- THE REQUEST: Your task is to transcribe all of the records exactly and leave out the pictures.

- RECORDS TO PROCESS:

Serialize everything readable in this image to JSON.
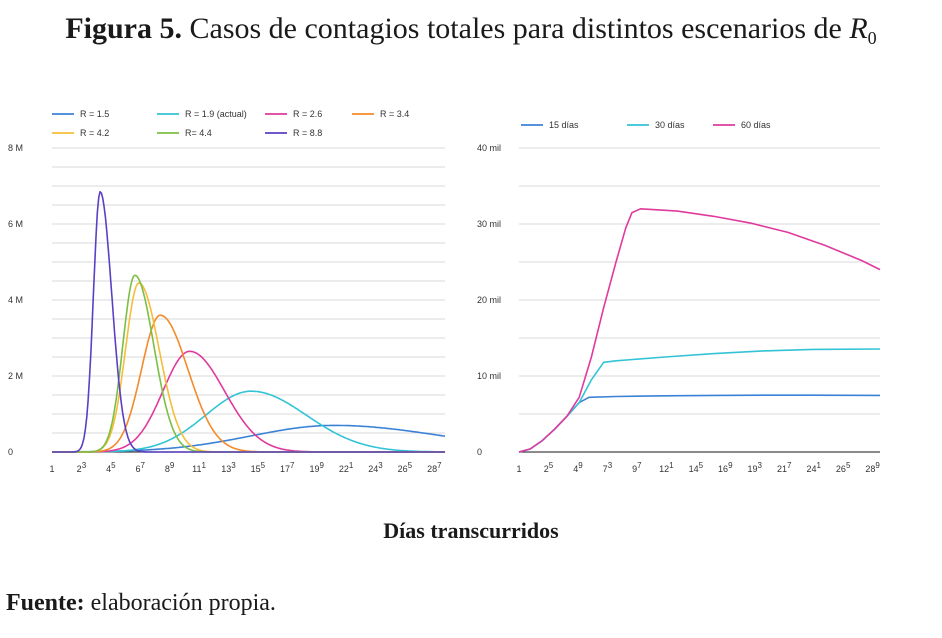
{
  "figure": {
    "label": "Figura 5.",
    "caption_text": "Casos de contagios totales para distintos escenarios de",
    "r_symbol": "R",
    "r_subscript": "0",
    "shared_xlabel": "Días transcurridos",
    "source_label": "Fuente:",
    "source_text": " elaboración propia."
  },
  "chart_data": [
    {
      "type": "line",
      "title": "",
      "xlabel": "",
      "ylabel": "",
      "x_tick_labels": [
        "1",
        "23",
        "45",
        "67",
        "89",
        "111",
        "133",
        "155",
        "177",
        "199",
        "221",
        "243",
        "265",
        "287"
      ],
      "x_ticks": [
        1,
        23,
        45,
        67,
        89,
        111,
        133,
        155,
        177,
        199,
        221,
        243,
        265,
        287
      ],
      "xlim": [
        1,
        295
      ],
      "y_tick_labels": [
        "0",
        "2 M",
        "4 M",
        "6 M",
        "8 M"
      ],
      "y_ticks": [
        0,
        2000000,
        4000000,
        6000000,
        8000000
      ],
      "ylim": [
        0,
        8000000
      ],
      "grid": true,
      "legend_position": "top",
      "series": [
        {
          "name": "R = 1.5",
          "color": "#3b82d6",
          "peak_day": 212,
          "peak": 700000,
          "width_left": 62,
          "width_right": 75
        },
        {
          "name": "R = 1.9 (actual)",
          "color": "#33c3d6",
          "peak_day": 150,
          "peak": 1600000,
          "width_left": 34,
          "width_right": 38
        },
        {
          "name": "R = 2.6",
          "color": "#e03a9e",
          "peak_day": 104,
          "peak": 2650000,
          "width_left": 20,
          "width_right": 24
        },
        {
          "name": "R = 3.4",
          "color": "#f58a2a",
          "peak_day": 82,
          "peak": 3600000,
          "width_left": 14,
          "width_right": 19
        },
        {
          "name": "R = 4.2",
          "color": "#f5bd3a",
          "peak_day": 66,
          "peak": 4450000,
          "width_left": 10,
          "width_right": 14
        },
        {
          "name": "R= 4.4",
          "color": "#7bbf45",
          "peak_day": 63,
          "peak": 4650000,
          "width_left": 9,
          "width_right": 13
        },
        {
          "name": "R = 8.8",
          "color": "#5b3fc4",
          "peak_day": 37,
          "peak": 6850000,
          "width_left": 5,
          "width_right": 8
        }
      ]
    },
    {
      "type": "line",
      "title": "",
      "xlabel": "",
      "ylabel": "",
      "x_tick_labels": [
        "1",
        "25",
        "49",
        "73",
        "97",
        "121",
        "145",
        "169",
        "193",
        "217",
        "241",
        "265",
        "289"
      ],
      "x_ticks": [
        1,
        25,
        49,
        73,
        97,
        121,
        145,
        169,
        193,
        217,
        241,
        265,
        289
      ],
      "xlim": [
        1,
        295
      ],
      "y_tick_labels": [
        "0",
        "10 mil",
        "20 mil",
        "30 mil",
        "40 mil"
      ],
      "y_ticks": [
        0,
        10000,
        20000,
        30000,
        40000
      ],
      "ylim": [
        0,
        40000
      ],
      "grid": true,
      "legend_position": "top",
      "series": [
        {
          "name": "15 días",
          "color": "#3b82d6",
          "points": [
            [
              1,
              0
            ],
            [
              10,
              400
            ],
            [
              20,
              1500
            ],
            [
              30,
              3000
            ],
            [
              40,
              4700
            ],
            [
              50,
              6500
            ],
            [
              58,
              7200
            ],
            [
              80,
              7300
            ],
            [
              120,
              7400
            ],
            [
              160,
              7450
            ],
            [
              200,
              7480
            ],
            [
              240,
              7480
            ],
            [
              295,
              7450
            ]
          ]
        },
        {
          "name": "30 días",
          "color": "#33c3d6",
          "points": [
            [
              1,
              0
            ],
            [
              10,
              400
            ],
            [
              20,
              1500
            ],
            [
              30,
              3000
            ],
            [
              40,
              4700
            ],
            [
              50,
              6500
            ],
            [
              60,
              9500
            ],
            [
              70,
              11800
            ],
            [
              80,
              12000
            ],
            [
              120,
              12500
            ],
            [
              160,
              12950
            ],
            [
              200,
              13300
            ],
            [
              240,
              13500
            ],
            [
              295,
              13550
            ]
          ]
        },
        {
          "name": "60 días",
          "color": "#e03a9e",
          "points": [
            [
              1,
              0
            ],
            [
              10,
              400
            ],
            [
              20,
              1500
            ],
            [
              30,
              3000
            ],
            [
              40,
              4700
            ],
            [
              50,
              7200
            ],
            [
              60,
              12500
            ],
            [
              70,
              19000
            ],
            [
              80,
              25000
            ],
            [
              88,
              29500
            ],
            [
              93,
              31500
            ],
            [
              100,
              32000
            ],
            [
              130,
              31700
            ],
            [
              160,
              31000
            ],
            [
              190,
              30100
            ],
            [
              220,
              28900
            ],
            [
              250,
              27200
            ],
            [
              280,
              25200
            ],
            [
              295,
              24000
            ]
          ]
        }
      ]
    }
  ]
}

- SOLUTION FOR THIS PROBLEM:
Serialize everything readable in this image to JSON.
{
  "figure": {
    "label": "Figura 5.",
    "caption_text": "Casos de contagios totales para distintos escenarios de",
    "r_symbol": "R",
    "r_subscript": "0",
    "shared_xlabel": "Días transcurridos",
    "source_label": "Fuente:",
    "source_text": " elaboración propia."
  },
  "chart_data": [
    {
      "type": "line",
      "title": "",
      "xlabel": "",
      "ylabel": "",
      "x_tick_labels": [
        "1",
        "23",
        "45",
        "67",
        "89",
        "111",
        "133",
        "155",
        "177",
        "199",
        "221",
        "243",
        "265",
        "287"
      ],
      "x_ticks": [
        1,
        23,
        45,
        67,
        89,
        111,
        133,
        155,
        177,
        199,
        221,
        243,
        265,
        287
      ],
      "xlim": [
        1,
        295
      ],
      "y_tick_labels": [
        "0",
        "2 M",
        "4 M",
        "6 M",
        "8 M"
      ],
      "y_ticks": [
        0,
        2000000,
        4000000,
        6000000,
        8000000
      ],
      "ylim": [
        0,
        8000000
      ],
      "grid": true,
      "legend_position": "top",
      "series": [
        {
          "name": "R = 1.5",
          "color": "#3b82d6",
          "peak_day": 212,
          "peak": 700000,
          "width_left": 62,
          "width_right": 75
        },
        {
          "name": "R = 1.9 (actual)",
          "color": "#33c3d6",
          "peak_day": 150,
          "peak": 1600000,
          "width_left": 34,
          "width_right": 38
        },
        {
          "name": "R = 2.6",
          "color": "#e03a9e",
          "peak_day": 104,
          "peak": 2650000,
          "width_left": 20,
          "width_right": 24
        },
        {
          "name": "R = 3.4",
          "color": "#f58a2a",
          "peak_day": 82,
          "peak": 3600000,
          "width_left": 14,
          "width_right": 19
        },
        {
          "name": "R = 4.2",
          "color": "#f5bd3a",
          "peak_day": 66,
          "peak": 4450000,
          "width_left": 10,
          "width_right": 14
        },
        {
          "name": "R= 4.4",
          "color": "#7bbf45",
          "peak_day": 63,
          "peak": 4650000,
          "width_left": 9,
          "width_right": 13
        },
        {
          "name": "R = 8.8",
          "color": "#5b3fc4",
          "peak_day": 37,
          "peak": 6850000,
          "width_left": 5,
          "width_right": 8
        }
      ]
    },
    {
      "type": "line",
      "title": "",
      "xlabel": "",
      "ylabel": "",
      "x_tick_labels": [
        "1",
        "25",
        "49",
        "73",
        "97",
        "121",
        "145",
        "169",
        "193",
        "217",
        "241",
        "265",
        "289"
      ],
      "x_ticks": [
        1,
        25,
        49,
        73,
        97,
        121,
        145,
        169,
        193,
        217,
        241,
        265,
        289
      ],
      "xlim": [
        1,
        295
      ],
      "y_tick_labels": [
        "0",
        "10 mil",
        "20 mil",
        "30 mil",
        "40 mil"
      ],
      "y_ticks": [
        0,
        10000,
        20000,
        30000,
        40000
      ],
      "ylim": [
        0,
        40000
      ],
      "grid": true,
      "legend_position": "top",
      "series": [
        {
          "name": "15 días",
          "color": "#3b82d6",
          "points": [
            [
              1,
              0
            ],
            [
              10,
              400
            ],
            [
              20,
              1500
            ],
            [
              30,
              3000
            ],
            [
              40,
              4700
            ],
            [
              50,
              6500
            ],
            [
              58,
              7200
            ],
            [
              80,
              7300
            ],
            [
              120,
              7400
            ],
            [
              160,
              7450
            ],
            [
              200,
              7480
            ],
            [
              240,
              7480
            ],
            [
              295,
              7450
            ]
          ]
        },
        {
          "name": "30 días",
          "color": "#33c3d6",
          "points": [
            [
              1,
              0
            ],
            [
              10,
              400
            ],
            [
              20,
              1500
            ],
            [
              30,
              3000
            ],
            [
              40,
              4700
            ],
            [
              50,
              6500
            ],
            [
              60,
              9500
            ],
            [
              70,
              11800
            ],
            [
              80,
              12000
            ],
            [
              120,
              12500
            ],
            [
              160,
              12950
            ],
            [
              200,
              13300
            ],
            [
              240,
              13500
            ],
            [
              295,
              13550
            ]
          ]
        },
        {
          "name": "60 días",
          "color": "#e03a9e",
          "points": [
            [
              1,
              0
            ],
            [
              10,
              400
            ],
            [
              20,
              1500
            ],
            [
              30,
              3000
            ],
            [
              40,
              4700
            ],
            [
              50,
              7200
            ],
            [
              60,
              12500
            ],
            [
              70,
              19000
            ],
            [
              80,
              25000
            ],
            [
              88,
              29500
            ],
            [
              93,
              31500
            ],
            [
              100,
              32000
            ],
            [
              130,
              31700
            ],
            [
              160,
              31000
            ],
            [
              190,
              30100
            ],
            [
              220,
              28900
            ],
            [
              250,
              27200
            ],
            [
              280,
              25200
            ],
            [
              295,
              24000
            ]
          ]
        }
      ]
    }
  ]
}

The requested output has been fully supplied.